** begin **
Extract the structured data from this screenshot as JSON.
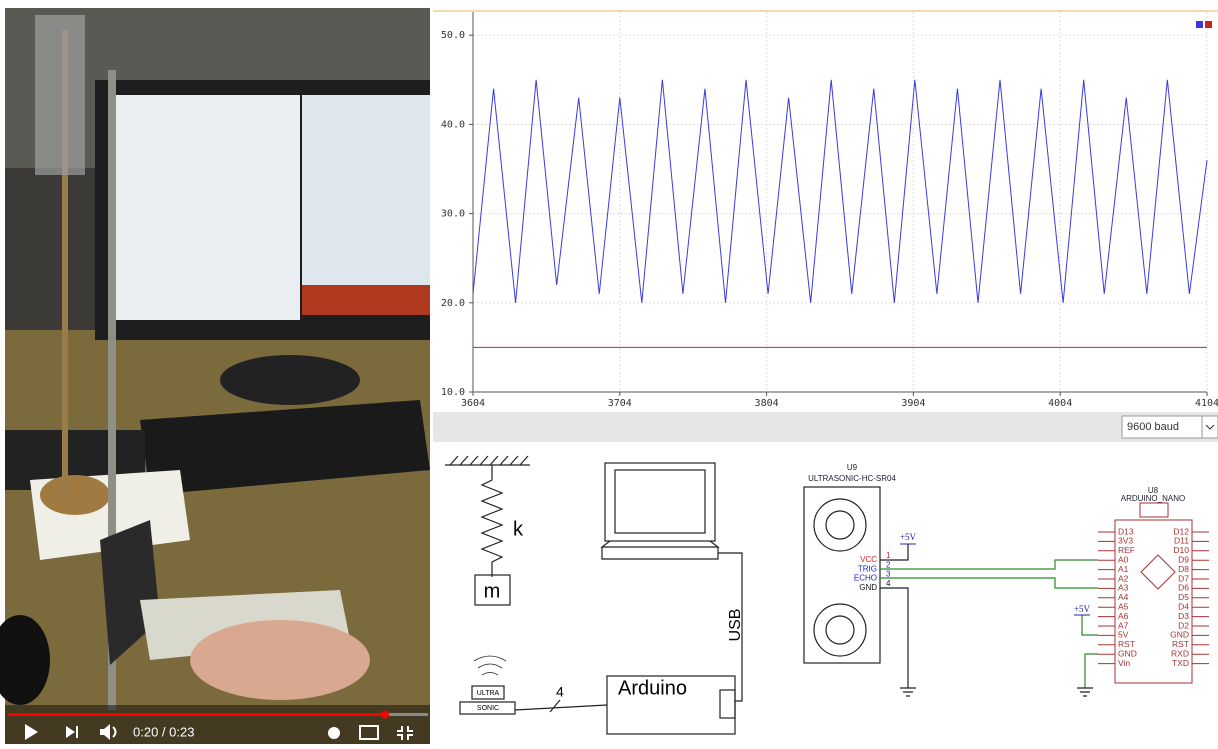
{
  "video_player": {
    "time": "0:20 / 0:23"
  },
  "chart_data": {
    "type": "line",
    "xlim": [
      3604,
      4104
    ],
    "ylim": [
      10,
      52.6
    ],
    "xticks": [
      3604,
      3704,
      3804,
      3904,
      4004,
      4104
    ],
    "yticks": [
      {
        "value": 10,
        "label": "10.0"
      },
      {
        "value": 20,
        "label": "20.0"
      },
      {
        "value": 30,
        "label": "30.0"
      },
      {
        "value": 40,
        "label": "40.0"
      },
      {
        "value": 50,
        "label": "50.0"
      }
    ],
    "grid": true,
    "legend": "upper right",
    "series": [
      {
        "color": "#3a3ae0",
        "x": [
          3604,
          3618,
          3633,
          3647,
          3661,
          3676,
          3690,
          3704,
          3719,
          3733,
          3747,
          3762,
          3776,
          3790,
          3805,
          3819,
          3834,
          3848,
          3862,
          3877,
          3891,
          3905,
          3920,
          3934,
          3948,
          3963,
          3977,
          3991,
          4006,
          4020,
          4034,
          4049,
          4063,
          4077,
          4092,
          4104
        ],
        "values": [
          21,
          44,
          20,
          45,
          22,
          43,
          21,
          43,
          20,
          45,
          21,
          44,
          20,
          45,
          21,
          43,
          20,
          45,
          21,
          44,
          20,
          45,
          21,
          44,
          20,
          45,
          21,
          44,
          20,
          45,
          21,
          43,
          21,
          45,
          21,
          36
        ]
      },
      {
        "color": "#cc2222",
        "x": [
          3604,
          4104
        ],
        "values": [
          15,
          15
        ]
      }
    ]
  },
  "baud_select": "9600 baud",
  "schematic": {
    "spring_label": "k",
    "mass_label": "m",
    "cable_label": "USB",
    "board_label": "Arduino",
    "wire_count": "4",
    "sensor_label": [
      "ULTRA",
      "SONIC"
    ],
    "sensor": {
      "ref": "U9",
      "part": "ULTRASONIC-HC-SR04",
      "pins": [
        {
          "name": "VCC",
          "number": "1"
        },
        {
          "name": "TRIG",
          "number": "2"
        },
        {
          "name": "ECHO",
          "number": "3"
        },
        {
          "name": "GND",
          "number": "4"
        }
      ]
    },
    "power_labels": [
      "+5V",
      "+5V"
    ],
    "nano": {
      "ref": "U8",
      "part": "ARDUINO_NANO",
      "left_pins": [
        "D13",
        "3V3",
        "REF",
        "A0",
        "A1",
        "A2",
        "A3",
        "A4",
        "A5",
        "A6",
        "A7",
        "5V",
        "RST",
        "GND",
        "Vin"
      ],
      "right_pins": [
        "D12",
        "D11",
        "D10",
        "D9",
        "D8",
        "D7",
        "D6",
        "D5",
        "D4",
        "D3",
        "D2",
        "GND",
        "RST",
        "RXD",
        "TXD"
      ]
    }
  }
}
** end **
** begin **
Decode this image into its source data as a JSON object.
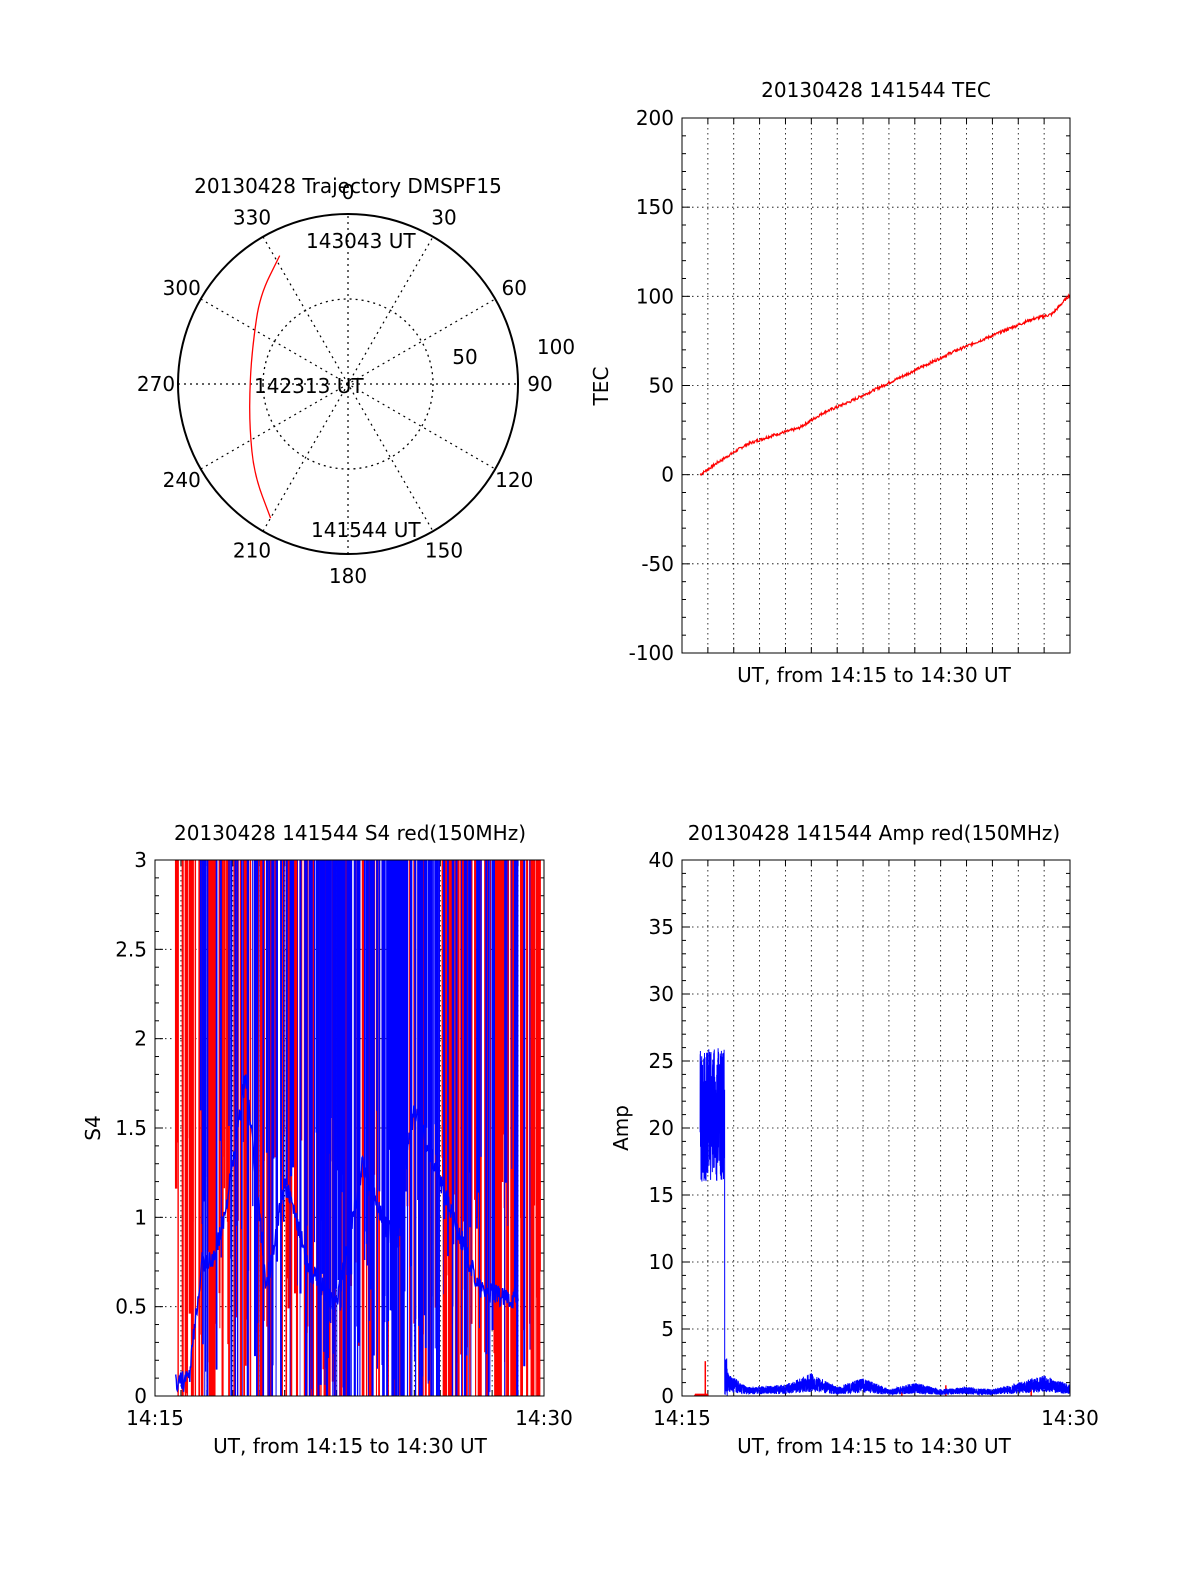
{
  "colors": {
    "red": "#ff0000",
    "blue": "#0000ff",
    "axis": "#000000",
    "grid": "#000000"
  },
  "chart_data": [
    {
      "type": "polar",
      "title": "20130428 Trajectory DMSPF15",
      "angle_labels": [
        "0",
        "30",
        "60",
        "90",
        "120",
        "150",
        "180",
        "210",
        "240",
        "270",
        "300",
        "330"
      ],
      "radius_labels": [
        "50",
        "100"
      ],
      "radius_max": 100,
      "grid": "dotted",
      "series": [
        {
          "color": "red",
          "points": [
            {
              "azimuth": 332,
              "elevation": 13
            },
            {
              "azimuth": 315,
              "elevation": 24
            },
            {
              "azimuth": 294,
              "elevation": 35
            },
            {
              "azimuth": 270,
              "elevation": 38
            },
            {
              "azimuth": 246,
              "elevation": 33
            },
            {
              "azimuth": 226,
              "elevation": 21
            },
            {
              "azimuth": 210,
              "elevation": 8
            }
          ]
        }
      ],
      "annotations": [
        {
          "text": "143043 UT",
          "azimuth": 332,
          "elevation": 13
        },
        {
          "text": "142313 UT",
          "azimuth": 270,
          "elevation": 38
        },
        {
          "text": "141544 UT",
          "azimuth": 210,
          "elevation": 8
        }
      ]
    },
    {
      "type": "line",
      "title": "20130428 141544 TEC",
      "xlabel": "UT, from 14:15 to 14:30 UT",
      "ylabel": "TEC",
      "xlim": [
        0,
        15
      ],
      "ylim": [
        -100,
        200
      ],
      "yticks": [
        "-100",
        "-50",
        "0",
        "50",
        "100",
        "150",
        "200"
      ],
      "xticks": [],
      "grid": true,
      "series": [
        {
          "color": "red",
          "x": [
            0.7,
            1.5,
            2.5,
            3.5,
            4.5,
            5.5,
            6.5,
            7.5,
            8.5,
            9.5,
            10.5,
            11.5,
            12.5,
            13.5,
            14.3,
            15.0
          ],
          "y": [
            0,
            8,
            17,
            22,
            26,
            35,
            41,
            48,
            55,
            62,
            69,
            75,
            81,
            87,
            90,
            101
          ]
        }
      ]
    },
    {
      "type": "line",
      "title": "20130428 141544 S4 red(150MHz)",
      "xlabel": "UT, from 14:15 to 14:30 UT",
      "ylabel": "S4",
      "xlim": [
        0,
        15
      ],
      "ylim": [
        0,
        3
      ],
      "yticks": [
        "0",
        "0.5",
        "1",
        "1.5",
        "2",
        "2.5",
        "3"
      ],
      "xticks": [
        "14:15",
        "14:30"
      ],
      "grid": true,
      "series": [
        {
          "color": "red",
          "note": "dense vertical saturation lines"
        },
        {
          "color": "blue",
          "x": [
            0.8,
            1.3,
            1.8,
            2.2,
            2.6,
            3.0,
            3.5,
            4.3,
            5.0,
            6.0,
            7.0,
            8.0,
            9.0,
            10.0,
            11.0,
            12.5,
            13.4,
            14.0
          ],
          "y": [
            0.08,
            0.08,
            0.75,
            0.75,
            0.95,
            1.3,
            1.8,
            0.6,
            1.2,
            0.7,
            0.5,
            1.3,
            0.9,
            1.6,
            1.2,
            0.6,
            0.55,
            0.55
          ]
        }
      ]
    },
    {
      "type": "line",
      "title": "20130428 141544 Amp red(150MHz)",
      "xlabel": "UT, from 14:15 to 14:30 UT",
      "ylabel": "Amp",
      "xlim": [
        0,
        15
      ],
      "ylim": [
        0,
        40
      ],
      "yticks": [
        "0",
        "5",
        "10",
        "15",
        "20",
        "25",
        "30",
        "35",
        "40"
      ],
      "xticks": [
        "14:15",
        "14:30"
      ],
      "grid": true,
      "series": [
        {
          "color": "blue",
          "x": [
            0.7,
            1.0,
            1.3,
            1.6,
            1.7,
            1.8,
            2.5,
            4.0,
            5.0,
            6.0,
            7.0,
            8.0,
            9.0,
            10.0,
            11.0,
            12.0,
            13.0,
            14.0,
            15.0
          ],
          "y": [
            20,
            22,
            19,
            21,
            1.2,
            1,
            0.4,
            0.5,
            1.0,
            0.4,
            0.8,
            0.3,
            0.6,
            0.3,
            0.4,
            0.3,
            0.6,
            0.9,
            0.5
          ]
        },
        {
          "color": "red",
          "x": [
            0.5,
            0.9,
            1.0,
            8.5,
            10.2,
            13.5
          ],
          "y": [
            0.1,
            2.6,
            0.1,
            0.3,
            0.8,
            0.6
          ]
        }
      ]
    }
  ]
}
** end **
**OBJECTIVE**
Copy each line that holds the word "azimuth".

**CORRECT ANSWER**
              "azimuth": 332,
              "azimuth": 315,
              "azimuth": 294,
              "azimuth": 270,
              "azimuth": 246,
              "azimuth": 226,
              "azimuth": 210,
          "azimuth": 332,
          "azimuth": 270,
          "azimuth": 210,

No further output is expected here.